The task — Show each line from the listing that includes the word "MSVT".

Some records
■ ■ ■ ■ ■ ■ ■

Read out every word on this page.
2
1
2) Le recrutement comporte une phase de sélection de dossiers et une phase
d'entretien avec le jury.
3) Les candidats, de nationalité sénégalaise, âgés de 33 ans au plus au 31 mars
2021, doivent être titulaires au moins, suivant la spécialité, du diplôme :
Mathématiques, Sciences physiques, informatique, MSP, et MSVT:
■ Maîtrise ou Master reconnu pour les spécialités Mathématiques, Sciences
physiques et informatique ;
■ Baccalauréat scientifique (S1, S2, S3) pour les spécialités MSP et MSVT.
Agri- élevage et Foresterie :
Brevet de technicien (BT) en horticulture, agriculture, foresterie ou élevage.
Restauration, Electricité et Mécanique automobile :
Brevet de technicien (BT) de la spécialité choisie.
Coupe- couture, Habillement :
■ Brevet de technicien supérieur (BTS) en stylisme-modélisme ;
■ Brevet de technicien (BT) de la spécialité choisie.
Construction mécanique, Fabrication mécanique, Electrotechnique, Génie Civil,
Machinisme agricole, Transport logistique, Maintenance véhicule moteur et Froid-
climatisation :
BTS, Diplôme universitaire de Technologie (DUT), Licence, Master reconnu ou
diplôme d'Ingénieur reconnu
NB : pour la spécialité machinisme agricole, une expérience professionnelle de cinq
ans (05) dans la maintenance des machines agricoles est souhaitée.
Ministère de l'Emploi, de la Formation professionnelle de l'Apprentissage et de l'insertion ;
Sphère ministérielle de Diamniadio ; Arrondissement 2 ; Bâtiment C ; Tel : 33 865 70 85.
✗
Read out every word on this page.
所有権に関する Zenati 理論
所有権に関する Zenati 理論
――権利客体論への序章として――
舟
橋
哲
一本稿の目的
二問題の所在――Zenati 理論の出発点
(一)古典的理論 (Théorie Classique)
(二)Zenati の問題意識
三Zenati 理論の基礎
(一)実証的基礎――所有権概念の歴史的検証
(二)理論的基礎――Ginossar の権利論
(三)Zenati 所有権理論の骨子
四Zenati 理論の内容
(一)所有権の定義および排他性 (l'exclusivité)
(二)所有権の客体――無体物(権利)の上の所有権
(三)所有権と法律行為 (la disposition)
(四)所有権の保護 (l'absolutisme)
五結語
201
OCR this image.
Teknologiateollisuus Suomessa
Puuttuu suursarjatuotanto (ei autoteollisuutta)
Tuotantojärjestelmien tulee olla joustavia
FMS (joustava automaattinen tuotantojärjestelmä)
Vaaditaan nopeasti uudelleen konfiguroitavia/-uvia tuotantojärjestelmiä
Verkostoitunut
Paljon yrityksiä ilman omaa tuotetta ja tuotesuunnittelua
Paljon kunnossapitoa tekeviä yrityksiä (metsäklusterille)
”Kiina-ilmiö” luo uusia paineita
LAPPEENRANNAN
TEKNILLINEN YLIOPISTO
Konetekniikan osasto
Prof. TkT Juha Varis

■ ■ ■ ■ ■ ■ ■

Full solution —
Mathématiques, Sciences physiques, informatique, MSP, et MSVT:
■ Baccalauréat scientifique (S1, S2, S3) pour les spécialités MSP et MSVT.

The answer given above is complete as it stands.